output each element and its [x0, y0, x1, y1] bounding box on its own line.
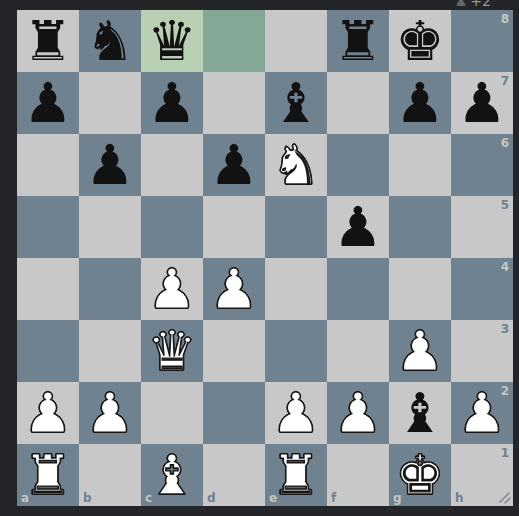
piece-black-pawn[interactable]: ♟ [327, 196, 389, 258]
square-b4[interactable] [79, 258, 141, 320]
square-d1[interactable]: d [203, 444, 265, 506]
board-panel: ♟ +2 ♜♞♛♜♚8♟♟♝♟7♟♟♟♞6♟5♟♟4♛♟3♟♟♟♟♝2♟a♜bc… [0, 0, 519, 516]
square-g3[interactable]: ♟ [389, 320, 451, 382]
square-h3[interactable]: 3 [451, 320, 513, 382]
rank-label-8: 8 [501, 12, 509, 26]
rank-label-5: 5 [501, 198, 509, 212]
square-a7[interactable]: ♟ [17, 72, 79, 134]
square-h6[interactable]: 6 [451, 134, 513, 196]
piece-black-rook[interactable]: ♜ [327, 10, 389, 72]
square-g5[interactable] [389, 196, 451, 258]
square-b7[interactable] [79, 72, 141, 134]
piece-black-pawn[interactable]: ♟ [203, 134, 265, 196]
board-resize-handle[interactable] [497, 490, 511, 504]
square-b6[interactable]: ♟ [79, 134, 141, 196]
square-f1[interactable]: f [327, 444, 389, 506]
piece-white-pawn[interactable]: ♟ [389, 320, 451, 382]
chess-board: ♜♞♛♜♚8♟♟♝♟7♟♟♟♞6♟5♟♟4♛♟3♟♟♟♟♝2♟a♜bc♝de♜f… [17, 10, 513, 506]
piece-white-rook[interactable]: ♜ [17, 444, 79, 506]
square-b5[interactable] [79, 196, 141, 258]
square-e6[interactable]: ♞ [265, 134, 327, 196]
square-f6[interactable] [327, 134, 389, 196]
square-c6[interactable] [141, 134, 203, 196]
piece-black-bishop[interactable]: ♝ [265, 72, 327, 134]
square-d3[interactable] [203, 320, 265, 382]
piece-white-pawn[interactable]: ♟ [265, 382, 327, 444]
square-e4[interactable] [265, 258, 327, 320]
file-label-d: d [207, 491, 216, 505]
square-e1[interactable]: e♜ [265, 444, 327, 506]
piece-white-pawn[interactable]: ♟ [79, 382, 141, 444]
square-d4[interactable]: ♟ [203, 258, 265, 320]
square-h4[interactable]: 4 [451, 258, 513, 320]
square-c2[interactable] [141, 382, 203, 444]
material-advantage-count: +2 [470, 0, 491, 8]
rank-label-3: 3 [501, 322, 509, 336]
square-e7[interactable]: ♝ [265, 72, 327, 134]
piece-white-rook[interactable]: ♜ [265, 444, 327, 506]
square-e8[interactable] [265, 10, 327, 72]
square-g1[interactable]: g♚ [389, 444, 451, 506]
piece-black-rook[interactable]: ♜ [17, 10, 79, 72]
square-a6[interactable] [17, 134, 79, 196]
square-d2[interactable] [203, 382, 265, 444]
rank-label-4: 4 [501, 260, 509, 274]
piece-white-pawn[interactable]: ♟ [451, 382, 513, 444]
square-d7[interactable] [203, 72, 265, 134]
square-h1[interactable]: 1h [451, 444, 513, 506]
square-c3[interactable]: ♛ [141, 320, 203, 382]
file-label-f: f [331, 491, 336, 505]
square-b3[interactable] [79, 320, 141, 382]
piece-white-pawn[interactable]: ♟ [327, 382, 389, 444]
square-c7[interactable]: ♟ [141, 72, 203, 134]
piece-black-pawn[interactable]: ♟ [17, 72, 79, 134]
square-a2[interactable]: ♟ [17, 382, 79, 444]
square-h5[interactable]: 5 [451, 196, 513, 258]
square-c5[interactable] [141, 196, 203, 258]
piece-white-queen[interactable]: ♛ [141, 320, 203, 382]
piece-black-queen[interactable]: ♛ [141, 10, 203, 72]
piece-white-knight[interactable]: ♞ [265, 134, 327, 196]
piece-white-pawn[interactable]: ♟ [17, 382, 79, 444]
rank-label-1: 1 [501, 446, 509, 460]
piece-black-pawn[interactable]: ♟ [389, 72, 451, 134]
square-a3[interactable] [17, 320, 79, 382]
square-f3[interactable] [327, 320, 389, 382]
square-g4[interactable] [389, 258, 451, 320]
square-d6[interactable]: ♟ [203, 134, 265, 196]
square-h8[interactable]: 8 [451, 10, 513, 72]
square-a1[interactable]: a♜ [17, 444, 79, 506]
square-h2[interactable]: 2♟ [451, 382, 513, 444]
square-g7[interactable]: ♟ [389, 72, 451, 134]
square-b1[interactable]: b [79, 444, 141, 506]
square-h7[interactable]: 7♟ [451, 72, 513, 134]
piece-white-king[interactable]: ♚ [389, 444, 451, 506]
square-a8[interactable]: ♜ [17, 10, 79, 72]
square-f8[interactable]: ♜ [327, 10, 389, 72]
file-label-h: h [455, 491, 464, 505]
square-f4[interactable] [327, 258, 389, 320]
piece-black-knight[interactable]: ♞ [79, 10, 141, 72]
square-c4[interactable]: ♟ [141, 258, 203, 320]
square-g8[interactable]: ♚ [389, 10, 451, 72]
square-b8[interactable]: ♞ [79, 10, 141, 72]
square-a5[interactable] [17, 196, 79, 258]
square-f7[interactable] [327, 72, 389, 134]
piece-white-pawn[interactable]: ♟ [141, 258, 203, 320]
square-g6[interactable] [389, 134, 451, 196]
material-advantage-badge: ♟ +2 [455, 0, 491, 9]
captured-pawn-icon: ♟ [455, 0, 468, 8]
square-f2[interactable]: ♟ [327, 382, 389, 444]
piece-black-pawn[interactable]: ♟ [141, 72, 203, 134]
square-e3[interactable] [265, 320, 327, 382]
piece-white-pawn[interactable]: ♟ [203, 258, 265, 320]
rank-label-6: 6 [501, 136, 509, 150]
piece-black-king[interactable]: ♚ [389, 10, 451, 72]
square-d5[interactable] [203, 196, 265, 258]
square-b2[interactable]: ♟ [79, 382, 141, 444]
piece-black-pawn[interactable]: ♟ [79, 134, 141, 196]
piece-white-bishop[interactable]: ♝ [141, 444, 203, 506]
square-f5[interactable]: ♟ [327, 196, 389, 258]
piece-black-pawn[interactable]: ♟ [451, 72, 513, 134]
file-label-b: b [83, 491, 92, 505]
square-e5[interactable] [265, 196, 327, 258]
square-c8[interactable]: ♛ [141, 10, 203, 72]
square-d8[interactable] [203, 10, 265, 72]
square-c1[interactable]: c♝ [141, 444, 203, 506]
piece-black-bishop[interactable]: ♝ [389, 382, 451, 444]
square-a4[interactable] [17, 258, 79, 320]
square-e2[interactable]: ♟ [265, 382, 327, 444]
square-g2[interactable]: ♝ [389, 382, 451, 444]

INSTRUCTION | Copy every line of the records above word for word, leaving out the pictures.

EXERCISE RESULT |
output each element and its [x0, y0, x1, y1] bounding box on its own line.
piece-black-pawn[interactable]: ♟ [327, 196, 389, 258]
square-b4[interactable] [79, 258, 141, 320]
square-d1[interactable]: d [203, 444, 265, 506]
board-panel: ♟ +2 ♜♞♛♜♚8♟♟♝♟7♟♟♟♞6♟5♟♟4♛♟3♟♟♟♟♝2♟a♜bc… [0, 0, 519, 516]
square-g3[interactable]: ♟ [389, 320, 451, 382]
square-h3[interactable]: 3 [451, 320, 513, 382]
rank-label-8: 8 [501, 12, 509, 26]
rank-label-5: 5 [501, 198, 509, 212]
square-a7[interactable]: ♟ [17, 72, 79, 134]
square-h6[interactable]: 6 [451, 134, 513, 196]
piece-black-rook[interactable]: ♜ [327, 10, 389, 72]
square-g5[interactable] [389, 196, 451, 258]
square-b7[interactable] [79, 72, 141, 134]
piece-black-pawn[interactable]: ♟ [203, 134, 265, 196]
board-resize-handle[interactable] [497, 490, 511, 504]
square-b6[interactable]: ♟ [79, 134, 141, 196]
square-f1[interactable]: f [327, 444, 389, 506]
piece-white-pawn[interactable]: ♟ [389, 320, 451, 382]
chess-board: ♜♞♛♜♚8♟♟♝♟7♟♟♟♞6♟5♟♟4♛♟3♟♟♟♟♝2♟a♜bc♝de♜f… [17, 10, 513, 506]
piece-white-rook[interactable]: ♜ [17, 444, 79, 506]
square-b5[interactable] [79, 196, 141, 258]
square-e6[interactable]: ♞ [265, 134, 327, 196]
square-f6[interactable] [327, 134, 389, 196]
square-c6[interactable] [141, 134, 203, 196]
piece-black-bishop[interactable]: ♝ [265, 72, 327, 134]
square-d3[interactable] [203, 320, 265, 382]
piece-white-pawn[interactable]: ♟ [265, 382, 327, 444]
square-e4[interactable] [265, 258, 327, 320]
file-label-d: d [207, 491, 216, 505]
square-e1[interactable]: e♜ [265, 444, 327, 506]
piece-white-pawn[interactable]: ♟ [79, 382, 141, 444]
square-d4[interactable]: ♟ [203, 258, 265, 320]
square-h4[interactable]: 4 [451, 258, 513, 320]
square-c2[interactable] [141, 382, 203, 444]
material-advantage-count: +2 [470, 0, 491, 8]
rank-label-3: 3 [501, 322, 509, 336]
square-e7[interactable]: ♝ [265, 72, 327, 134]
piece-white-rook[interactable]: ♜ [265, 444, 327, 506]
square-e8[interactable] [265, 10, 327, 72]
square-g1[interactable]: g♚ [389, 444, 451, 506]
piece-black-rook[interactable]: ♜ [17, 10, 79, 72]
square-a6[interactable] [17, 134, 79, 196]
square-d2[interactable] [203, 382, 265, 444]
rank-label-4: 4 [501, 260, 509, 274]
piece-white-pawn[interactable]: ♟ [451, 382, 513, 444]
square-d7[interactable] [203, 72, 265, 134]
square-h1[interactable]: 1h [451, 444, 513, 506]
square-c3[interactable]: ♛ [141, 320, 203, 382]
file-label-f: f [331, 491, 336, 505]
square-b3[interactable] [79, 320, 141, 382]
piece-white-pawn[interactable]: ♟ [327, 382, 389, 444]
square-c7[interactable]: ♟ [141, 72, 203, 134]
piece-black-pawn[interactable]: ♟ [17, 72, 79, 134]
square-a2[interactable]: ♟ [17, 382, 79, 444]
square-h5[interactable]: 5 [451, 196, 513, 258]
square-c5[interactable] [141, 196, 203, 258]
piece-white-queen[interactable]: ♛ [141, 320, 203, 382]
piece-black-queen[interactable]: ♛ [141, 10, 203, 72]
piece-white-knight[interactable]: ♞ [265, 134, 327, 196]
piece-white-pawn[interactable]: ♟ [17, 382, 79, 444]
rank-label-1: 1 [501, 446, 509, 460]
piece-black-pawn[interactable]: ♟ [389, 72, 451, 134]
square-a3[interactable] [17, 320, 79, 382]
square-f3[interactable] [327, 320, 389, 382]
square-g4[interactable] [389, 258, 451, 320]
square-d6[interactable]: ♟ [203, 134, 265, 196]
square-h8[interactable]: 8 [451, 10, 513, 72]
square-a1[interactable]: a♜ [17, 444, 79, 506]
square-h2[interactable]: 2♟ [451, 382, 513, 444]
square-g7[interactable]: ♟ [389, 72, 451, 134]
square-b1[interactable]: b [79, 444, 141, 506]
square-h7[interactable]: 7♟ [451, 72, 513, 134]
piece-white-king[interactable]: ♚ [389, 444, 451, 506]
square-a8[interactable]: ♜ [17, 10, 79, 72]
square-f8[interactable]: ♜ [327, 10, 389, 72]
file-label-h: h [455, 491, 464, 505]
square-f4[interactable] [327, 258, 389, 320]
piece-black-knight[interactable]: ♞ [79, 10, 141, 72]
square-c4[interactable]: ♟ [141, 258, 203, 320]
square-g8[interactable]: ♚ [389, 10, 451, 72]
square-b8[interactable]: ♞ [79, 10, 141, 72]
square-a5[interactable] [17, 196, 79, 258]
square-f7[interactable] [327, 72, 389, 134]
piece-white-pawn[interactable]: ♟ [141, 258, 203, 320]
square-g6[interactable] [389, 134, 451, 196]
material-advantage-badge: ♟ +2 [455, 0, 491, 9]
captured-pawn-icon: ♟ [455, 0, 468, 8]
square-f2[interactable]: ♟ [327, 382, 389, 444]
piece-black-pawn[interactable]: ♟ [141, 72, 203, 134]
square-e3[interactable] [265, 320, 327, 382]
piece-white-pawn[interactable]: ♟ [203, 258, 265, 320]
rank-label-6: 6 [501, 136, 509, 150]
piece-black-king[interactable]: ♚ [389, 10, 451, 72]
square-d5[interactable] [203, 196, 265, 258]
square-b2[interactable]: ♟ [79, 382, 141, 444]
piece-black-pawn[interactable]: ♟ [79, 134, 141, 196]
piece-white-bishop[interactable]: ♝ [141, 444, 203, 506]
square-f5[interactable]: ♟ [327, 196, 389, 258]
piece-black-pawn[interactable]: ♟ [451, 72, 513, 134]
file-label-b: b [83, 491, 92, 505]
square-e5[interactable] [265, 196, 327, 258]
square-c8[interactable]: ♛ [141, 10, 203, 72]
square-d8[interactable] [203, 10, 265, 72]
square-c1[interactable]: c♝ [141, 444, 203, 506]
piece-black-bishop[interactable]: ♝ [389, 382, 451, 444]
square-a4[interactable] [17, 258, 79, 320]
square-e2[interactable]: ♟ [265, 382, 327, 444]
square-g2[interactable]: ♝ [389, 382, 451, 444]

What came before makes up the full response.